>> BEGIN RECORDS TO USE
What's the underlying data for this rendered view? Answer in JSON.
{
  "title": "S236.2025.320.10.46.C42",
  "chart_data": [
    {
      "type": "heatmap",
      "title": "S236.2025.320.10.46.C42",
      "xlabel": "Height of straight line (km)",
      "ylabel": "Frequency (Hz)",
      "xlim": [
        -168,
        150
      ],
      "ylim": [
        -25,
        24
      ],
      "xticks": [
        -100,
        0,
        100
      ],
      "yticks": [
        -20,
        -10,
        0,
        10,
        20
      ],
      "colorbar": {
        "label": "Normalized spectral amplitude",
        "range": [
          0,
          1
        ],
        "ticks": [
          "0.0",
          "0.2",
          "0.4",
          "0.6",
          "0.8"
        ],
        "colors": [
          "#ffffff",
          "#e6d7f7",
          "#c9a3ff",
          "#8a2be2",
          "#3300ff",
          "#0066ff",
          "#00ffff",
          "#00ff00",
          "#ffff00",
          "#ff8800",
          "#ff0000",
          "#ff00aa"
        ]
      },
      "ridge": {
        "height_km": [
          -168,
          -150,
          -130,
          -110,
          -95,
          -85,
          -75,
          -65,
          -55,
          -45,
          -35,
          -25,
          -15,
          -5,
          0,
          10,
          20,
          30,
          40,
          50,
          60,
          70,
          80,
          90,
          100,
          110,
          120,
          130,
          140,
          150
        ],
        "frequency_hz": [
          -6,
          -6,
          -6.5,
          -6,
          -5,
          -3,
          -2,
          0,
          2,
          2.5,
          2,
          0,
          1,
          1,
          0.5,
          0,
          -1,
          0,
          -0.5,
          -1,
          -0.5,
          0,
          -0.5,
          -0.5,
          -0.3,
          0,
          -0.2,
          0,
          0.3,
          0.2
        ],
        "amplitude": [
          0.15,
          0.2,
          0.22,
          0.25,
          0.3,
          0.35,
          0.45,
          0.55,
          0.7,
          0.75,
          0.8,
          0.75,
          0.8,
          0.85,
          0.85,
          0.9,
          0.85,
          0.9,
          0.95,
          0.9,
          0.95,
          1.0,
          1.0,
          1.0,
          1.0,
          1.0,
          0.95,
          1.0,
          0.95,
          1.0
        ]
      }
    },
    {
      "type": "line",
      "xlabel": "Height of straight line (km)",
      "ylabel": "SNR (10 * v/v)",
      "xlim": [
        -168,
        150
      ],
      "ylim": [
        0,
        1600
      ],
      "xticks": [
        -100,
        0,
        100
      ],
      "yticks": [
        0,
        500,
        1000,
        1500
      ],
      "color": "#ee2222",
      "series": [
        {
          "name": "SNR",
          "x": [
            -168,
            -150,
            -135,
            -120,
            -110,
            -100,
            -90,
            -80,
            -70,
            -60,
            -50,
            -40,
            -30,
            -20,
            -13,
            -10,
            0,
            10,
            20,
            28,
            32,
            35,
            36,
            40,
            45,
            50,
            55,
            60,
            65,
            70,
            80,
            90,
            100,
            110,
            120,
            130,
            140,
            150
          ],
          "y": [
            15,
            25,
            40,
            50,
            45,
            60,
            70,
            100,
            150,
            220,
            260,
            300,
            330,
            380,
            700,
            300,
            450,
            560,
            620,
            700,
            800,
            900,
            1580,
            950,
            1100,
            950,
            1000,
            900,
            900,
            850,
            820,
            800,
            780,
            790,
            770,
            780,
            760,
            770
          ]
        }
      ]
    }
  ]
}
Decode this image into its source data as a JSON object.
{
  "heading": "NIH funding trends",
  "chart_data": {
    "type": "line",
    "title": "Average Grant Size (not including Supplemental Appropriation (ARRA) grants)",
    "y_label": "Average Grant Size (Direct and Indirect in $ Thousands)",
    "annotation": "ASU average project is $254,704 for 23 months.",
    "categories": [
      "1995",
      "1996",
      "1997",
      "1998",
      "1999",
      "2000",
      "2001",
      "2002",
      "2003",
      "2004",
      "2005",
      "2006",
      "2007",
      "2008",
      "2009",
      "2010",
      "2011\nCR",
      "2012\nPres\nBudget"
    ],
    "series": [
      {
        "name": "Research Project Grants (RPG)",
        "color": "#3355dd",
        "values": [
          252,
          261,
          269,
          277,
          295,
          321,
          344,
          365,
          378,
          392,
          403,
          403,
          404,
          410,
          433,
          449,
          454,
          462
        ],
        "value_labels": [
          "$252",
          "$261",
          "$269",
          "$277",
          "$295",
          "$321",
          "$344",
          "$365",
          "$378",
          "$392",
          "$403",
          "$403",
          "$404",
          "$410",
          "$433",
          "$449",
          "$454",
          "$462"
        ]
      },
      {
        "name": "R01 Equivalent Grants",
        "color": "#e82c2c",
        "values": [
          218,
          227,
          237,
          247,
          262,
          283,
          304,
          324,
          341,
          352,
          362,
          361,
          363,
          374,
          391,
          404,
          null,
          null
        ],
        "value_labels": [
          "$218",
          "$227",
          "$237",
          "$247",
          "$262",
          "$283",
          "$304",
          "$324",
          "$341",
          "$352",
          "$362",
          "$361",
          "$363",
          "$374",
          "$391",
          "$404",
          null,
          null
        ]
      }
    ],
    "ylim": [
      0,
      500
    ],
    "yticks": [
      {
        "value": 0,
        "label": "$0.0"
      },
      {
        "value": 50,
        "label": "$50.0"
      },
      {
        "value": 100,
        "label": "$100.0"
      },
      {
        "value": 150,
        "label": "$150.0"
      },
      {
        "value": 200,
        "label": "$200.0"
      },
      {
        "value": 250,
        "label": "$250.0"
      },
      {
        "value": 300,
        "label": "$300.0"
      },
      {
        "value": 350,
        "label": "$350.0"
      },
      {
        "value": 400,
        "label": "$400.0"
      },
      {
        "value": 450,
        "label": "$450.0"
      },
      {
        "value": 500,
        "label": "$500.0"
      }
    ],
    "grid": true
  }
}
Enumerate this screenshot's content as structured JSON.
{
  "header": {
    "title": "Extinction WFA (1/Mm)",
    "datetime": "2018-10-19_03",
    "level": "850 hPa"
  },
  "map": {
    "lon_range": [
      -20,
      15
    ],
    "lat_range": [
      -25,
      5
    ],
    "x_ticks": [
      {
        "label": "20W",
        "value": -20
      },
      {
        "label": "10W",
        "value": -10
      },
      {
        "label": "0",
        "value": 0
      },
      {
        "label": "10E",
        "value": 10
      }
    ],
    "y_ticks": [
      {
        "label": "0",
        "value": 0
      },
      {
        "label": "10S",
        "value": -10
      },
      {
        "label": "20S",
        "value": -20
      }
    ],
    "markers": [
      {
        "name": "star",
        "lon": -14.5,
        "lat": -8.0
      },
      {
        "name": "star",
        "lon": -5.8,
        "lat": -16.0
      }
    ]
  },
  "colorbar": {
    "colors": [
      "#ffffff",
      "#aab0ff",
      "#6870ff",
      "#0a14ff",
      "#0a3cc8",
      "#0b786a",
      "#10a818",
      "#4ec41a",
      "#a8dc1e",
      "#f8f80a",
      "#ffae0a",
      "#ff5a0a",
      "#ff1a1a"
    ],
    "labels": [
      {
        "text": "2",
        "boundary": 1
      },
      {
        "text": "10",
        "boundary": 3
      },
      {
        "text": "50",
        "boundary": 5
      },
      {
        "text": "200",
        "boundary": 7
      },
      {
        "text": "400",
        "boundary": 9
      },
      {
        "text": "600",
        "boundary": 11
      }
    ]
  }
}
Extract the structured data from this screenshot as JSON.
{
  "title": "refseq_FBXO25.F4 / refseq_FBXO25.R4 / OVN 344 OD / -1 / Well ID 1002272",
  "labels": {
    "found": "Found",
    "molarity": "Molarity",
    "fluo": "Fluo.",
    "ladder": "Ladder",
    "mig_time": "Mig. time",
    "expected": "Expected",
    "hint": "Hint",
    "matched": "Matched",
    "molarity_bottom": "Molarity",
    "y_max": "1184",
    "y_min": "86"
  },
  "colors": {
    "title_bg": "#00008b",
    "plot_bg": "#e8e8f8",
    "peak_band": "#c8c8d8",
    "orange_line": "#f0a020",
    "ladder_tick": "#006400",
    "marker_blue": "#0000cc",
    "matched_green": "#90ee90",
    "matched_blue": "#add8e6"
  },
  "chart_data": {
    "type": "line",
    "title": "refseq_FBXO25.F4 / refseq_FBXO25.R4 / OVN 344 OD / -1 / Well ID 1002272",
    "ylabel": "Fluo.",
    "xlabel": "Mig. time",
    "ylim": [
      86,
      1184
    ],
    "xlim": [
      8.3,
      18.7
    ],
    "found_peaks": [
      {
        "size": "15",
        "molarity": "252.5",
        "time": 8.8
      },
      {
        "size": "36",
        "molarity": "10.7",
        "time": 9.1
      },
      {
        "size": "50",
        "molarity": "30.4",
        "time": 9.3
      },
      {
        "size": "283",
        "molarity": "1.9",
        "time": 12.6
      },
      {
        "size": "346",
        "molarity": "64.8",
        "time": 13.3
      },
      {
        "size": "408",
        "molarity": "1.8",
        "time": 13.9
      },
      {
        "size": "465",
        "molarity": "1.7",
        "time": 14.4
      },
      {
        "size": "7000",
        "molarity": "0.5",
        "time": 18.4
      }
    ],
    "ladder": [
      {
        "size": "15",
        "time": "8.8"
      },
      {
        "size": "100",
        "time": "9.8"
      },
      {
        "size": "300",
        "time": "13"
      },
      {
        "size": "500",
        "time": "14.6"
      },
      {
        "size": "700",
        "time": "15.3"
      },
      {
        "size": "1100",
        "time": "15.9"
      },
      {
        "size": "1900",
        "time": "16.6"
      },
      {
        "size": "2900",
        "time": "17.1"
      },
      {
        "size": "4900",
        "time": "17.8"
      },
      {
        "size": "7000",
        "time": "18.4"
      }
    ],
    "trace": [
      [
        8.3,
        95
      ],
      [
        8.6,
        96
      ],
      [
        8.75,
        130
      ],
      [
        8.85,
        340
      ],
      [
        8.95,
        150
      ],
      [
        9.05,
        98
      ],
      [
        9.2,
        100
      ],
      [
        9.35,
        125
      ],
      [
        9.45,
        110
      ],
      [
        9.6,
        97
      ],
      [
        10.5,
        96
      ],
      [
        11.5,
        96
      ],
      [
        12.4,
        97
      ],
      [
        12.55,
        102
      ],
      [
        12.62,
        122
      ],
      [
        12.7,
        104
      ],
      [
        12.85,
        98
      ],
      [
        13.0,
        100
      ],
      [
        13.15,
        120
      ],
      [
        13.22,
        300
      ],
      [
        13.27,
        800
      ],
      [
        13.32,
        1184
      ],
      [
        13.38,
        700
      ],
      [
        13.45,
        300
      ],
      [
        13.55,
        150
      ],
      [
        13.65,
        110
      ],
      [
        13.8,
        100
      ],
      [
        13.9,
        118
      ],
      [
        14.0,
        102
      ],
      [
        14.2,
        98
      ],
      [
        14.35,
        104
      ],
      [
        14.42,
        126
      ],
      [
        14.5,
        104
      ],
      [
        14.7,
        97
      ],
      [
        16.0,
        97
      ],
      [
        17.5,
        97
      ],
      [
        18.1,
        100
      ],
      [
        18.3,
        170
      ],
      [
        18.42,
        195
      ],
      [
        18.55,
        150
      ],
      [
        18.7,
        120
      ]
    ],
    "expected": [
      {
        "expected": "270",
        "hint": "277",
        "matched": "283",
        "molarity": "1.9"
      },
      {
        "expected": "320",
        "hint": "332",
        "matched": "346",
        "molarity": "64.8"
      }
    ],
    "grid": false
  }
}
>> END RECORDS TO USE
WORK TO COMPLETE: From the data above, copy each line that holds "expected".

ANSWER TO THIS TASK:
    "expected": "Expected",
    "expected": [
        "expected": "270",
        "expected": "320",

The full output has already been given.